### Data

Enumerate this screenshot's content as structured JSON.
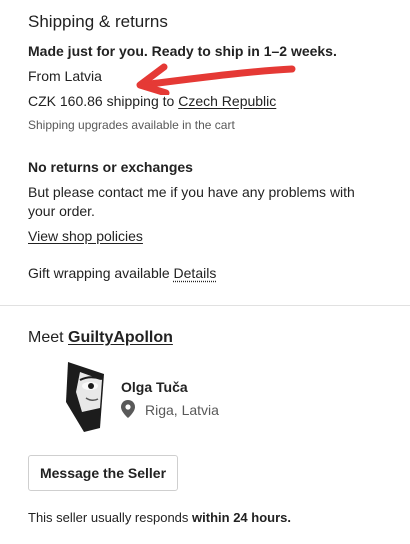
{
  "shipping": {
    "title": "Shipping & returns",
    "ready_text": "Made just for you. Ready to ship in 1–2 weeks.",
    "origin": "From Latvia",
    "cost_prefix": "CZK 160.86 shipping to ",
    "destination": "Czech Republic",
    "upgrade_note": "Shipping upgrades available in the cart"
  },
  "returns": {
    "title": "No returns or exchanges",
    "contact_line1": "But please contact me if you have any problems with",
    "contact_line2": "your order.",
    "policies_link": "View shop policies",
    "gift_prefix": "Gift wrapping available ",
    "gift_link": "Details"
  },
  "seller": {
    "meet_prefix": "Meet ",
    "shop_name": "GuiltyApollon",
    "name": "Olga Tuča",
    "location": "Riga, Latvia",
    "message_button": "Message the Seller",
    "response_prefix": "This seller usually responds ",
    "response_time": "within 24 hours."
  },
  "annotation": {
    "color": "#e53935"
  },
  "icons": {
    "location": "location-pin-icon",
    "arrow": "red-arrow-annotation"
  }
}
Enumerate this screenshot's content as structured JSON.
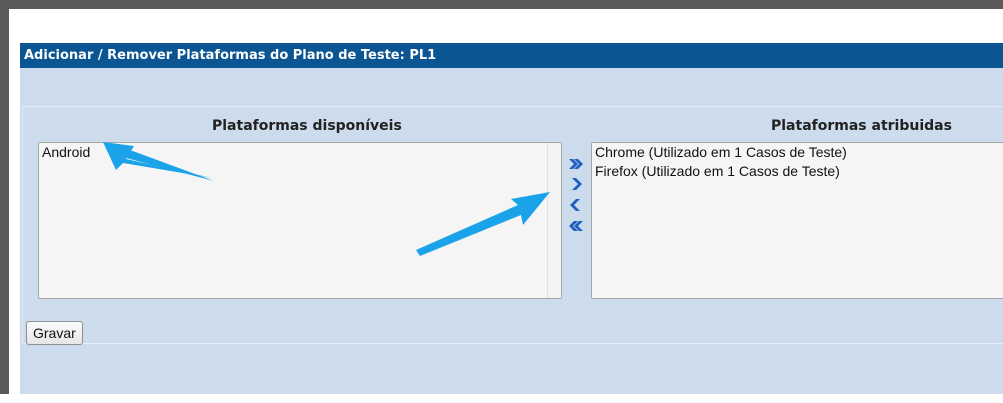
{
  "header": {
    "title": "Adicionar / Remover Plataformas do Plano de Teste: PL1"
  },
  "available": {
    "heading": "Plataformas disponíveis",
    "options": [
      "Android"
    ]
  },
  "assigned": {
    "heading": "Plataformas atribuidas",
    "options": [
      "Chrome (Utilizado em 1 Casos de Teste)",
      "Firefox (Utilizado em 1 Casos de Teste)"
    ]
  },
  "movers": {
    "add_all_icon": "double-chevron-right-icon",
    "add_icon": "chevron-right-icon",
    "remove_icon": "chevron-left-icon",
    "remove_all_icon": "double-chevron-left-icon"
  },
  "actions": {
    "save_label": "Gravar"
  },
  "colors": {
    "title_bar": "#0b5592",
    "background": "#cddcec",
    "annotation_arrow": "#1aa3e8",
    "mover_icon": "#1e5fbf"
  }
}
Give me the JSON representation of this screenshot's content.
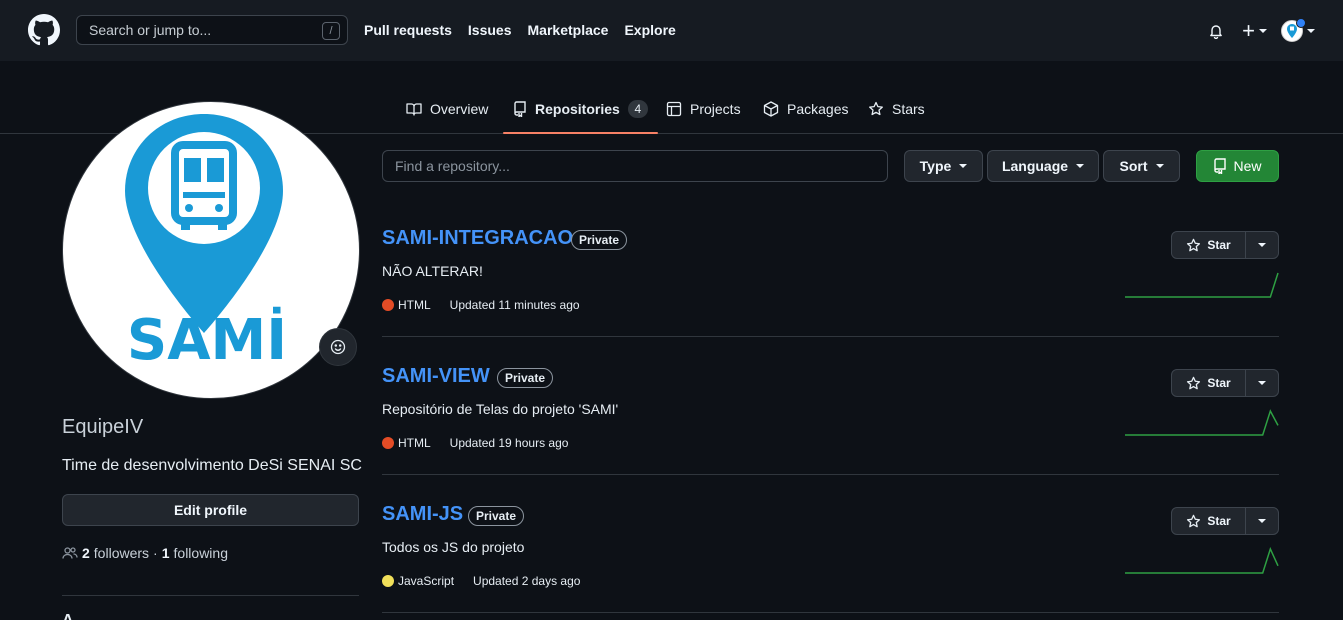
{
  "header": {
    "search_placeholder": "Search or jump to...",
    "search_shortcut": "/",
    "nav": [
      "Pull requests",
      "Issues",
      "Marketplace",
      "Explore"
    ],
    "icons": [
      "github-mark-icon",
      "bell-icon",
      "plus-icon",
      "avatar"
    ]
  },
  "tabs": [
    {
      "label": "Overview",
      "icon": "book-icon"
    },
    {
      "label": "Repositories",
      "icon": "repo-icon",
      "count": "4",
      "active": true
    },
    {
      "label": "Projects",
      "icon": "table-icon"
    },
    {
      "label": "Packages",
      "icon": "package-icon"
    },
    {
      "label": "Stars",
      "icon": "star-icon"
    }
  ],
  "profile": {
    "avatar_text": "SAMİ",
    "name": "EquipeIV",
    "bio": "Time de desenvolvimento DeSi SENAI SC",
    "edit_label": "Edit profile",
    "followers_count": "2",
    "followers_label": "followers",
    "separator": "·",
    "following_count": "1",
    "following_label": "following",
    "next_section_partial": "A..."
  },
  "filters": {
    "find_placeholder": "Find a repository...",
    "type_label": "Type",
    "language_label": "Language",
    "sort_label": "Sort",
    "new_label": "New"
  },
  "repos": [
    {
      "name": "SAMI-INTEGRACAO",
      "visibility": "Private",
      "description": "NÃO ALTERAR!",
      "language": "HTML",
      "language_color": "#e34c26",
      "updated": "Updated 11 minutes ago",
      "star_label": "Star",
      "activity": [
        0,
        0,
        0,
        0,
        0,
        0,
        0,
        0,
        0,
        0,
        0,
        0,
        0,
        0,
        0,
        0,
        0,
        0,
        0,
        0,
        1
      ]
    },
    {
      "name": "SAMI-VIEW",
      "visibility": "Private",
      "description": "Repositório de Telas do projeto 'SAMI'",
      "language": "HTML",
      "language_color": "#e34c26",
      "updated": "Updated 19 hours ago",
      "star_label": "Star",
      "activity": [
        0,
        0,
        0,
        0,
        0,
        0,
        0,
        0,
        0,
        0,
        0,
        0,
        0,
        0,
        0,
        0,
        0,
        0,
        0,
        1,
        0.4
      ]
    },
    {
      "name": "SAMI-JS",
      "visibility": "Private",
      "description": "Todos os JS do projeto",
      "language": "JavaScript",
      "language_color": "#f1e05a",
      "updated": "Updated 2 days ago",
      "star_label": "Star",
      "activity": [
        0,
        0,
        0,
        0,
        0,
        0,
        0,
        0,
        0,
        0,
        0,
        0,
        0,
        0,
        0,
        0,
        0,
        0,
        0,
        1,
        0.3
      ]
    }
  ],
  "colors": {
    "accent_link": "#4493f8",
    "tab_underline": "#f78166",
    "new_button": "#238636",
    "spark": "#2ea043"
  }
}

######

▶ _Required task_
List the lines of the material in which the word "returns" occurs.

▶ _The solution_
    "title": "Shipping & returns",
  "returns": {
    "title": "No returns or exchanges",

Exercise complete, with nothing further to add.